#### Available data
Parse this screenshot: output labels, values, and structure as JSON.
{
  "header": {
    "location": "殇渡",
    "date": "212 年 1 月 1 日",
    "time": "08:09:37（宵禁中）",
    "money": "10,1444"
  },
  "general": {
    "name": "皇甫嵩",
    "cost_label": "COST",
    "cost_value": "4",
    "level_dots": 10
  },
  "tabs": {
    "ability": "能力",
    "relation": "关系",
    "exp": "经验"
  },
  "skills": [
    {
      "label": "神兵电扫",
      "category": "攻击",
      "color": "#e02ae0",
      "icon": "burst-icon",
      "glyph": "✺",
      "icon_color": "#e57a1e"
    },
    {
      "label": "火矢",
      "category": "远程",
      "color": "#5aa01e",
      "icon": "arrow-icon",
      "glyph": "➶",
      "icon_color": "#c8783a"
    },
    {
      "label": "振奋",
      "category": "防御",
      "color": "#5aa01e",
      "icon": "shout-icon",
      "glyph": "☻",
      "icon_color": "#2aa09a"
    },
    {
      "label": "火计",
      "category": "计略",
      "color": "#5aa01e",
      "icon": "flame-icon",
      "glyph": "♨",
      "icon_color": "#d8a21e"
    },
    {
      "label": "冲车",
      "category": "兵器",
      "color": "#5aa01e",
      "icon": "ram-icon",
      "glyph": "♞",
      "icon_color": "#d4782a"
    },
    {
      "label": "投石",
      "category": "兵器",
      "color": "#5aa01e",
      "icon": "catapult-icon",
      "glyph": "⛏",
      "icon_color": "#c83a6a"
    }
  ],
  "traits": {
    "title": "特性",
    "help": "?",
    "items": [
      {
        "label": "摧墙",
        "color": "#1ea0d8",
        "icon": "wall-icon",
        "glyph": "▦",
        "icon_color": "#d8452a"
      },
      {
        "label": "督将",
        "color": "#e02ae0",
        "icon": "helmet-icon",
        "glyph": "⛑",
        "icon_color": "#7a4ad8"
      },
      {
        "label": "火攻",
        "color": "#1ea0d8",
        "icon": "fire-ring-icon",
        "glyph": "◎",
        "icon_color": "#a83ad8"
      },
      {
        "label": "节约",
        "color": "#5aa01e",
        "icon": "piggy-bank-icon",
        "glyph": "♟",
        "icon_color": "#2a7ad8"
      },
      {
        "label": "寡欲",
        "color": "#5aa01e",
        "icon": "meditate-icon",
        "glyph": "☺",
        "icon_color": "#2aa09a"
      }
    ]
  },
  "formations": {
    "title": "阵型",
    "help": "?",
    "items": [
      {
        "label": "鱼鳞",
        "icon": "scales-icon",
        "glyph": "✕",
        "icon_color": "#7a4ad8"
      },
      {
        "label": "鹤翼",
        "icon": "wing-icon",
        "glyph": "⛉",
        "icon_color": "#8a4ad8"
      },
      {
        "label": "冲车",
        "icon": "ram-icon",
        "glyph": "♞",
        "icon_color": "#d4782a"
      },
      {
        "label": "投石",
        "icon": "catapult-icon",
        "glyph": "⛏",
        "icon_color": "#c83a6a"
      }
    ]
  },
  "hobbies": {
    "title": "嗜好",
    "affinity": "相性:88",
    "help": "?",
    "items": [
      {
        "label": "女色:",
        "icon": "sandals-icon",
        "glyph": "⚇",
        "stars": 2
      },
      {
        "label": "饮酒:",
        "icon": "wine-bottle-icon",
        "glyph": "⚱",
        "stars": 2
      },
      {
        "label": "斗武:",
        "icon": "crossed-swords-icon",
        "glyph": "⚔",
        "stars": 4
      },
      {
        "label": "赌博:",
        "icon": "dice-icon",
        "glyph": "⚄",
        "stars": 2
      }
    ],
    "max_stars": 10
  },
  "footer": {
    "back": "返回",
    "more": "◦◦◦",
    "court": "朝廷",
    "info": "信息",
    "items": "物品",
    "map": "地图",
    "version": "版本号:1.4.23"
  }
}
########
-- What you have to do --
Locate the lines above that contain "category" and copy them.

-- Full solution --
      "category": "攻击",
      "category": "远程",
      "category": "防御",
      "category": "计略",
      "category": "兵器",
      "category": "兵器",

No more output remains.